Problem to solve:
Output each line of the material exactly as it stands.

Working data:
▼
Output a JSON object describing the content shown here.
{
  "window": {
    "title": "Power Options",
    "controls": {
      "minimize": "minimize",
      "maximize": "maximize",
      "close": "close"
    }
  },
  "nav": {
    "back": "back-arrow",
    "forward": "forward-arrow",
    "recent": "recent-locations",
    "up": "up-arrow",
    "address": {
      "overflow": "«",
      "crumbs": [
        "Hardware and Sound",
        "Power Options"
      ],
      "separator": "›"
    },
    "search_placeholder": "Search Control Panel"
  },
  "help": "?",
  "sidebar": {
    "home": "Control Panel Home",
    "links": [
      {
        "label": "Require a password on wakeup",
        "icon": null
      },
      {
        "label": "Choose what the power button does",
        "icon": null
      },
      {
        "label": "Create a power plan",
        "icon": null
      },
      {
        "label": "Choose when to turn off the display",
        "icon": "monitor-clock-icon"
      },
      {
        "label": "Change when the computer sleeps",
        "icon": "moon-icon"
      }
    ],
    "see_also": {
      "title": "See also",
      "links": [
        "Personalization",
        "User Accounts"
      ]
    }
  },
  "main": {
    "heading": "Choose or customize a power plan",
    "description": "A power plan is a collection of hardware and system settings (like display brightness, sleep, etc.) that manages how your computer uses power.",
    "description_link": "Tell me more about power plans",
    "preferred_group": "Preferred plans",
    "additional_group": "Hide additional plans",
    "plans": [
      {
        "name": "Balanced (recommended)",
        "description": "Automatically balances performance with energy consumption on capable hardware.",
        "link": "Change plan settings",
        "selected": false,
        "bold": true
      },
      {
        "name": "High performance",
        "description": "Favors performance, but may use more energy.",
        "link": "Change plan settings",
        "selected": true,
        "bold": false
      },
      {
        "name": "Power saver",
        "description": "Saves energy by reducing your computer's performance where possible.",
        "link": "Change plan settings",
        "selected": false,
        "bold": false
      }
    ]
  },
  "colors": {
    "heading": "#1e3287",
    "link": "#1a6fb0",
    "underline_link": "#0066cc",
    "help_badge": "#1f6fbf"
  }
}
▲
Answer in full:
Output a JSON object describing the content shown here.
{
  "window": {
    "title": "Power Options",
    "controls": {
      "minimize": "minimize",
      "maximize": "maximize",
      "close": "close"
    }
  },
  "nav": {
    "back": "back-arrow",
    "forward": "forward-arrow",
    "recent": "recent-locations",
    "up": "up-arrow",
    "address": {
      "overflow": "«",
      "crumbs": [
        "Hardware and Sound",
        "Power Options"
      ],
      "separator": "›"
    },
    "search_placeholder": "Search Control Panel"
  },
  "help": "?",
  "sidebar": {
    "home": "Control Panel Home",
    "links": [
      {
        "label": "Require a password on wakeup",
        "icon": null
      },
      {
        "label": "Choose what the power button does",
        "icon": null
      },
      {
        "label": "Create a power plan",
        "icon": null
      },
      {
        "label": "Choose when to turn off the display",
        "icon": "monitor-clock-icon"
      },
      {
        "label": "Change when the computer sleeps",
        "icon": "moon-icon"
      }
    ],
    "see_also": {
      "title": "See also",
      "links": [
        "Personalization",
        "User Accounts"
      ]
    }
  },
  "main": {
    "heading": "Choose or customize a power plan",
    "description": "A power plan is a collection of hardware and system settings (like display brightness, sleep, etc.) that manages how your computer uses power.",
    "description_link": "Tell me more about power plans",
    "preferred_group": "Preferred plans",
    "additional_group": "Hide additional plans",
    "plans": [
      {
        "name": "Balanced (recommended)",
        "description": "Automatically balances performance with energy consumption on capable hardware.",
        "link": "Change plan settings",
        "selected": false,
        "bold": true
      },
      {
        "name": "High performance",
        "description": "Favors performance, but may use more energy.",
        "link": "Change plan settings",
        "selected": true,
        "bold": false
      },
      {
        "name": "Power saver",
        "description": "Saves energy by reducing your computer's performance where possible.",
        "link": "Change plan settings",
        "selected": false,
        "bold": false
      }
    ]
  },
  "colors": {
    "heading": "#1e3287",
    "link": "#1a6fb0",
    "underline_link": "#0066cc",
    "help_badge": "#1f6fbf"
  }
}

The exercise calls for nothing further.